Back in Lviv, another kitchen became a venue for another Open Group member, Anton Varga, during the winter of 2012–2013. During the 89 calendar days of winter, Varga opened a new show every night, documented it, and published it online in a blog called the 89 Days of Winter project. And artist Liubomyr Sikach organised a temporary space in his car-less box in a shared garage area to exhibit his recent works after a long break in his artistic practice. Garage gallery existed for three months in Autumn 2012, but despite its short run, was still crucial in its own way.
The temporary nature of this type of space was also fundamental to Korydor Gallery’s Temporary Exhibition project that took place every three months on the first floor of the former artistic combinate building in Uzhhorod, a hometown for many Lviv-based artists. Korydor Gallery is not mentioned in any city guide, and when asking citizens about the address, local artists might ironically object that it’s not a gallery but a corridor that leads to the studio of Pavlo Pavlovych. “Pavlo Pavlovych” is the legendary artist Pavlo Kovach, who initiated the corridor’s transformation into Korydor Gallery in the summer of 2002. The gallery was launched with an exhibition in memory of Pavlo Bedzir, a key underground artist of the 1960s–70s, and friend and mentor to Pavlo Kovach. His studio used to belong to Bedzir, whose works have been carefully stored there.
Temporary Exhibition, a format that exclusively accepts artworks that may be exhibited only once and only here, was initiated by artist Petro Ryaska in 2012. In 2016, he also started the private residency in Uzhhorod, Sorry No Rooms Available, which has been operating in one of the shabby yet charming vintage rooms of the late soviet Intourist-Zakarpattya Hotel. Again with almost no budget, but with tremendous enthusiasm, Ryaska has been able to get artists from all over Ukraine and abroad acquainted with the “sunny Transcarpathians” as locals tenderly call their region. His enthusiasm has been rewarded, though under tragic circumstances. Since the full-scale war, his residency has become one of the significant safe harbours for internally displaced artists from all over Ukraine. Because of this, he has received several big international grants, enabling him to finally fund this project.
A remarkably permanent space, along with Detenpyla, is the informal gallery called tymutopiapres, which was established in 2011 in the garage of artist Liubomyr Tymkiv’s private house in Lviv’s Medova Pechera (Honey Cave) neighbourhood. Tymkiv hosts several events a year, presents projects of his fellow artists and parts of his collection. Due to Tymkiv’s great interest in mail art, the gallery’s programme has a truly global dimension. Acquaintance with Liubomyr was one of the turning points and genuine inspirations for our curatorial duo together with my long-term partner in crime, Maria Lanko. We wondered how he managed to keep his space up in such a remote location without the flow of an “art crowd.” “I love this closed space – he said unpretentiously – it does happen that I open a show and nobody visits. Then I imagine only flies coming in from the yard to see it. It’s one of the features of an alternative gallery. It produces a certain layer, and it doesn’t matter if only those flies saw it. It starts to live its own life: you only need to start the process, and the quantity of visitors does not influence it.”[2] Interviewing him from his cosy kitchen, his point struck us explicitly. To illustrate the extent of our fascination, I can’t resist mentioning our first independently organised exhibition (hosted by another vacant space, run by artist Adam Nankervis in Berlin). It was solely devoted to the history of informal galleries of Western Ukraine, and was titled If Only Flies Saw the Show, Does It Mean That It Actually Happened? and had a subtitle that thoroughly explained its content: Informal spaces and artistic practices of Western Ukraine between bodies, studios, conversations, actions and memories.

============

The tasks:
a) From the passage on informal galleries in Western Ukraine, copy the part starting with "Back in Lviv, another" and going on through "its own way.".
b) Answer these questions using the passage on informal galleries in Western Ukraine:
(i) For how many calendar days of winter did Anton Varga open a new show every night?
(ii) In what season and year did Pavlo Kovach start turning the corridor into Korydor Gallery?
(iii) Where was the gallery tymutopiapres set up in 2011?
c) Go on with the passage on informal galleries in Western Ukraine, picking up right after its last sentence.

Listed records:
============

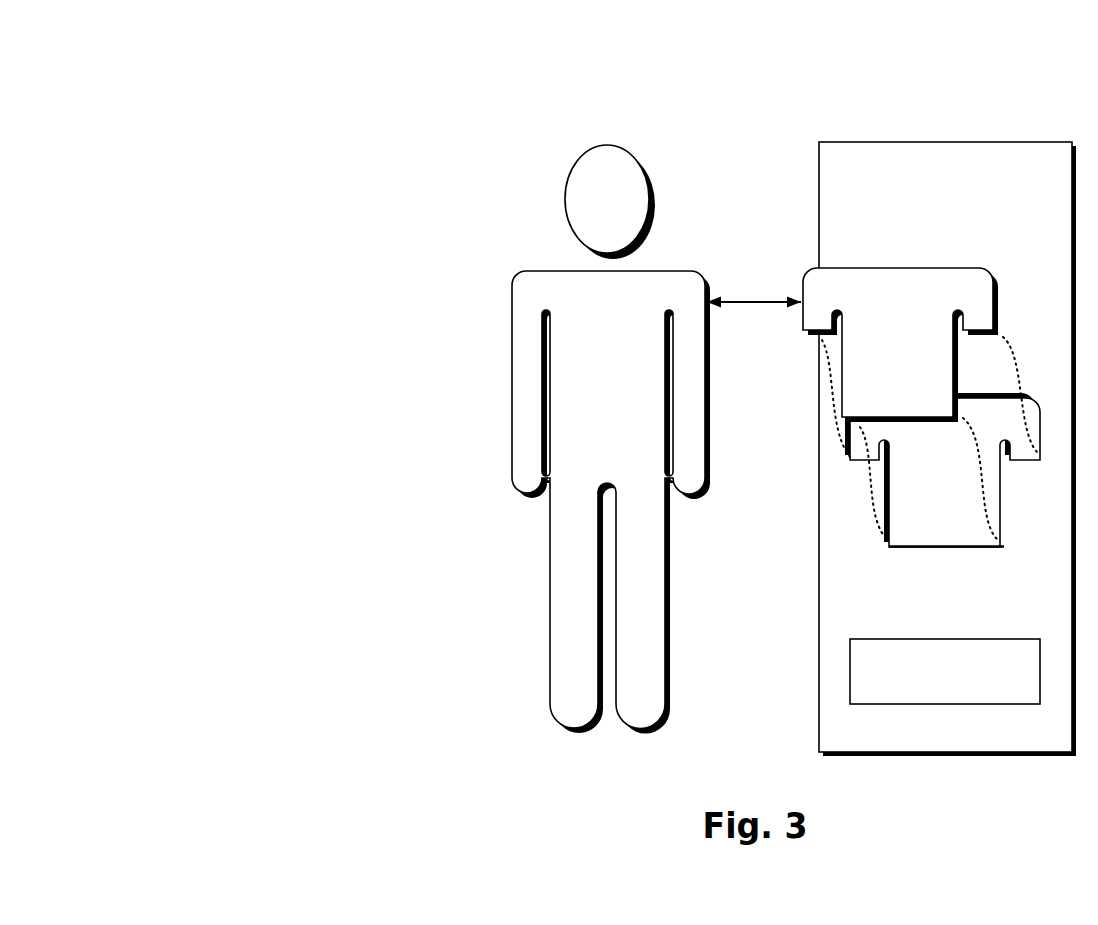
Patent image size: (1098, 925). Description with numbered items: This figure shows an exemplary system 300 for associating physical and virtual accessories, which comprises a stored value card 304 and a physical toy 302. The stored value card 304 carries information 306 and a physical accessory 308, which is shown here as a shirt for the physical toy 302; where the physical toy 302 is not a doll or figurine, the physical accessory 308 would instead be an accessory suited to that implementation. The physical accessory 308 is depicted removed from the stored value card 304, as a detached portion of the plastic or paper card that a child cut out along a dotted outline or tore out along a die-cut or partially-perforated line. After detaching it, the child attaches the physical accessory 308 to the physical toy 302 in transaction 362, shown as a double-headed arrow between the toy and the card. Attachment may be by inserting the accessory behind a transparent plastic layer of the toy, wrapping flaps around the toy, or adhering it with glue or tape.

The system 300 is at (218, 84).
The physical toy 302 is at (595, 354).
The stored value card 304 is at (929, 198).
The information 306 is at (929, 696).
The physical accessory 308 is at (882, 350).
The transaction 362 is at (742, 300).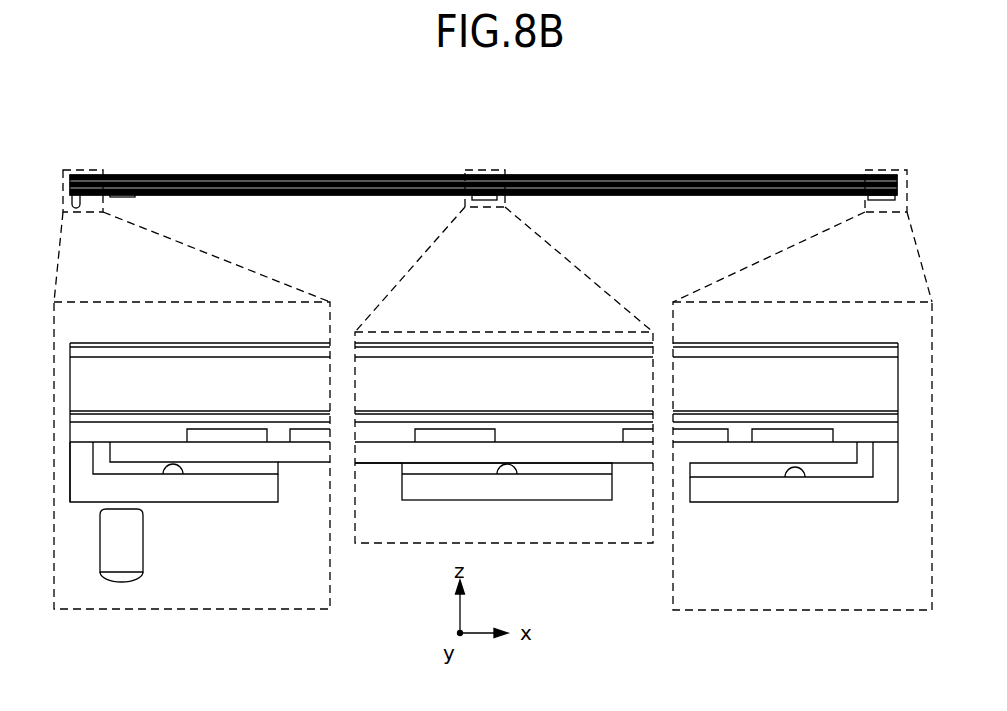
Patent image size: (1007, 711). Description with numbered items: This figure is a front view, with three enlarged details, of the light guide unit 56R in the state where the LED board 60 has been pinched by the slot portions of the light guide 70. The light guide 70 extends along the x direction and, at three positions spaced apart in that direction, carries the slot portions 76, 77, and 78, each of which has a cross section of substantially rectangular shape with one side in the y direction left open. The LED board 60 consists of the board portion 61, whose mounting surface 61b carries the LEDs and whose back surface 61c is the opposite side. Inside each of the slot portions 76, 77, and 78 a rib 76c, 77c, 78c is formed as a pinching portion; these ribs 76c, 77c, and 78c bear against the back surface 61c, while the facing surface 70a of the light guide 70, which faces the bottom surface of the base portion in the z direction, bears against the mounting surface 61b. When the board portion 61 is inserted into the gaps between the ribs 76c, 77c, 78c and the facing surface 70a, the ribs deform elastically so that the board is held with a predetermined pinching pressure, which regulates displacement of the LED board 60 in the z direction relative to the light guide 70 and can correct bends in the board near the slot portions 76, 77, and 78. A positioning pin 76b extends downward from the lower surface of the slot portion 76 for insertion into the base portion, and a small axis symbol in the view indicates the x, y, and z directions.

============

Solved tasks:
a)
Back in Lviv, another kitchen became a venue for another Open Group member, Anton Varga, during the winter of 2012–2013. During the 89 calendar days of winter, Varga opened a new show every night, documented it, and published it online in a blog called the 89 Days of Winter project. And artist Liubomyr Sikach organised a temporary space in his car-less box in a shared garage area to exhibit his recent works after a long break in his artistic practice. Garage gallery existed for three months in Autumn 2012, but despite its short run, was still crucial in its own way.

b)
(i) 89 days.
(ii) The summer of 2002.
(iii) In the garage of artist Liubomyr Tymkiv's private house in Lviv's Medova Pechera (Honey Cave) neighborhood.

c)
Tymkiv still operates his space. When I visited him in May 2024, he showed me a notebook with sketches, notes, and dried flowers by artist Denys Pankratov, who now serves in the Ukrainian Army and fights on the frontline. It is also worth mentioning that Tymkiv is a war veteran who fought in the russo-Ukrainian war in 2014-15. During his service, he managed to create new works from found materials and, unbelievable as it may sound, he even organised small shows in blindages. Today, his garage still has its warm, marginal vibes. But it is no longer invisible – foreign visitors curious about the local scene will most surely be brought here by local peers.
Back in Lviv, one of the other founders of Open Group and Detenpyla, Pavlo Kovach Jr. (the son of Korydor’s Pavlo Kovach), was among those who actively promoted the idea of establishing a municipal art centre in Lviv. In 2020, after several street protests, a dialogue was established with the city council and Lviv mayor Andrii Sadovyi. The city-funded Lviv Art Centre opened its doors in a 19th-century space led by art manager Liana Mytsko, and was curated by Kovach Jr. and artist Oleg Suslenko. This has become one of the most successful art community cases of a partnership between the city and local grassroots movements, which was in part instigated because of Mayor Sadovyi’s visit to Detenpyla.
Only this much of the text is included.